### PASSAGE GIVEN
I've been going through the Drupal.org Customizations list.

Realized with many of the changes it would to be able to evaluate with some sort of AB testing.

It would be really good to have measurable results for various changes so that we can actually test what the impact of the is.

We could use one of these modules:
https://drupal.org/project/abtest
https://drupal.org/project/multivariate

But since most of the behavior I'm interested in testing is of our user community, we could also simply do even/odd on user ID's for most elements.

Whichever we choose, we need access to data about how this affects user behavior.

We've got to have dozens of folks in this community with a bunch of experience in building these. Who could we engage?

Comments

Hi Mike, we (The DA) have an

tvn's picture

Hi Mike,

we (The DA) have an https://www.optimizely.com/ account and could use that one for testing if needed.

Users vs Anonymous

mgifford's picture

I haven't used optimizely before. It looks interesting, but what I wanted to see was what functions you could put into the PHP such that we could better track user behavior there.

I've applied a simple approach in the latest patch here:
https://drupal.org/node/2185511

Simply doing an even/odd for user id's. I'm most interested in engaging the 1 million members as a start. I know there are even more anonymous users, but I figure it's easier to start with known folks.

In changes (like the ones I've been proposing), I'd like to start using sample groups to test & evaluate the changes. We've got a large enough sample group.

This should make it easier to test changes, measure their behavior, modify & then roll out to the community (before iterating it all over again).

### RECORDS FOR THE EXERCISE
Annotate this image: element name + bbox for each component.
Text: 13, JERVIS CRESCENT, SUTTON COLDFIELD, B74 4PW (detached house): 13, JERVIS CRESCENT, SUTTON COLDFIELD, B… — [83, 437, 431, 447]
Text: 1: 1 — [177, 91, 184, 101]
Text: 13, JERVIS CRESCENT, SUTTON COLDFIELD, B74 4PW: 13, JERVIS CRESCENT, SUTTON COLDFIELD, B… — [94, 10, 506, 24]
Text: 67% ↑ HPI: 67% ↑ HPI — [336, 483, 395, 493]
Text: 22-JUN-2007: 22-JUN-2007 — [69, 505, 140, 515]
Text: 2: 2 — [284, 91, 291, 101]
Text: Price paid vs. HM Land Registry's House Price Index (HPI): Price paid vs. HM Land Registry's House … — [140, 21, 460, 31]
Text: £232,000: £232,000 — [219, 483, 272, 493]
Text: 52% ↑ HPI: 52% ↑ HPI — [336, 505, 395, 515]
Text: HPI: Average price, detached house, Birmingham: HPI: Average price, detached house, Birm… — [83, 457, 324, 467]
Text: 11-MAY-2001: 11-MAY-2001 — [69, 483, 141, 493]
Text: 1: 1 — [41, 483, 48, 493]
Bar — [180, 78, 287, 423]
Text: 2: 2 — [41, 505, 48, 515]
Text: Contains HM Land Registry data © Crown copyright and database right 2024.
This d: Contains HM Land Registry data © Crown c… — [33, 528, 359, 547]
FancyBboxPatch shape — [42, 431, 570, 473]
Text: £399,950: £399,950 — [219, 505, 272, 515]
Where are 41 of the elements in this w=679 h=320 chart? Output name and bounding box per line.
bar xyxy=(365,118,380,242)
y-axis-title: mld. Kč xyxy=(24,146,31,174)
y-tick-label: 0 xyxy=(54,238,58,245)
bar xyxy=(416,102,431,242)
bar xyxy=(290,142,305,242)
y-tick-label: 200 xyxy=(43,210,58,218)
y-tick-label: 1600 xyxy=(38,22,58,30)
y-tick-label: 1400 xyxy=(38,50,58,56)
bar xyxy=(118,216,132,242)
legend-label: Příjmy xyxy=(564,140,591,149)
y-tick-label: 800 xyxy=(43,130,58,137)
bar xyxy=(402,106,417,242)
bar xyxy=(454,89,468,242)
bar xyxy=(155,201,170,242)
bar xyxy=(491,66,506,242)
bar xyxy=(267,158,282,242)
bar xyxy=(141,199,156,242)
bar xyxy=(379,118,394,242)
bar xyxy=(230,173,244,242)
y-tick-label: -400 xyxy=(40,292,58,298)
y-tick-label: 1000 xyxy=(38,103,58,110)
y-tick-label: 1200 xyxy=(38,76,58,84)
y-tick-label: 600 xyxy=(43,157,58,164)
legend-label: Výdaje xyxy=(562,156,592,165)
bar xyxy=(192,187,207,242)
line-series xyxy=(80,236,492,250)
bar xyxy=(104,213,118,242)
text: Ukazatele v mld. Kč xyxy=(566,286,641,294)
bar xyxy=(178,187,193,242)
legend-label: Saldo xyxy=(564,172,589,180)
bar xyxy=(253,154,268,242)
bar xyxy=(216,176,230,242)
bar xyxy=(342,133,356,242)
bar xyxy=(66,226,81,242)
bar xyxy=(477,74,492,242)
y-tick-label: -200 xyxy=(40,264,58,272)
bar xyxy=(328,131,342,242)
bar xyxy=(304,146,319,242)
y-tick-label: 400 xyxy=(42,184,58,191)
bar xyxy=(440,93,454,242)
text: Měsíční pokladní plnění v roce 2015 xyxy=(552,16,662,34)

### WRITTEN INSTRUCTION A
In the passage on A/B testing, why does the writer choose to begin with the site's members rather than its anonymous users? Answer in one to three sentences.
### WRITTEN INSTRUCTION B
In the stretch of rows from the first row through the one containing "line-series xyxy=(80,236,492,250)", rename every "y-tick-label" to "y-axis-tick" and change nothing else. Give only those rows.

### FULL OUTPUT A
The writer thinks it is easier to start with known folks. There are even more anonymous users, but the 1 million members are the group the writer most wants to engage first.

### FULL OUTPUT B
Annotate this image: element name + bbox for each component.
Text: 13, JERVIS CRESCENT, SUTTON COLDFIELD, B74 4PW (detached house): 13, JERVIS CRESCENT, SUTTON COLDFIELD, B… — [83, 437, 431, 447]
Text: 1: 1 — [177, 91, 184, 101]
Text: 13, JERVIS CRESCENT, SUTTON COLDFIELD, B74 4PW: 13, JERVIS CRESCENT, SUTTON COLDFIELD, B… — [94, 10, 506, 24]
Text: 67% ↑ HPI: 67% ↑ HPI — [336, 483, 395, 493]
Text: 22-JUN-2007: 22-JUN-2007 — [69, 505, 140, 515]
Text: 2: 2 — [284, 91, 291, 101]
Text: Price paid vs. HM Land Registry's House Price Index (HPI): Price paid vs. HM Land Registry's House … — [140, 21, 460, 31]
Text: £232,000: £232,000 — [219, 483, 272, 493]
Text: 52% ↑ HPI: 52% ↑ HPI — [336, 505, 395, 515]
Text: HPI: Average price, detached house, Birmingham: HPI: Average price, detached house, Birm… — [83, 457, 324, 467]
Text: 11-MAY-2001: 11-MAY-2001 — [69, 483, 141, 493]
Text: 1: 1 — [41, 483, 48, 493]
Bar — [180, 78, 287, 423]
Text: 2: 2 — [41, 505, 48, 515]
Text: Contains HM Land Registry data © Crown copyright and database right 2024.
This d: Contains HM Land Registry data © Crown c… — [33, 528, 359, 547]
FancyBboxPatch shape — [42, 431, 570, 473]
Text: £399,950: £399,950 — [219, 505, 272, 515]
Where are 41 of the elements in this w=679 h=320 chart? Output name and bounding box per line.
bar xyxy=(365,118,380,242)
y-axis-title: mld. Kč xyxy=(24,146,31,174)
y-axis-tick: 0 xyxy=(54,238,58,245)
bar xyxy=(416,102,431,242)
bar xyxy=(290,142,305,242)
y-axis-tick: 200 xyxy=(43,210,58,218)
y-axis-tick: 1600 xyxy=(38,22,58,30)
y-axis-tick: 1400 xyxy=(38,50,58,56)
bar xyxy=(118,216,132,242)
legend-label: Příjmy xyxy=(564,140,591,149)
y-axis-tick: 800 xyxy=(43,130,58,137)
bar xyxy=(402,106,417,242)
bar xyxy=(454,89,468,242)
bar xyxy=(155,201,170,242)
bar xyxy=(491,66,506,242)
bar xyxy=(267,158,282,242)
bar xyxy=(141,199,156,242)
bar xyxy=(379,118,394,242)
bar xyxy=(230,173,244,242)
y-axis-tick: -400 xyxy=(40,292,58,298)
y-axis-tick: 1000 xyxy=(38,103,58,110)
y-axis-tick: 1200 xyxy=(38,76,58,84)
y-axis-tick: 600 xyxy=(43,157,58,164)
legend-label: Výdaje xyxy=(562,156,592,165)
bar xyxy=(192,187,207,242)
line-series xyxy=(80,236,492,250)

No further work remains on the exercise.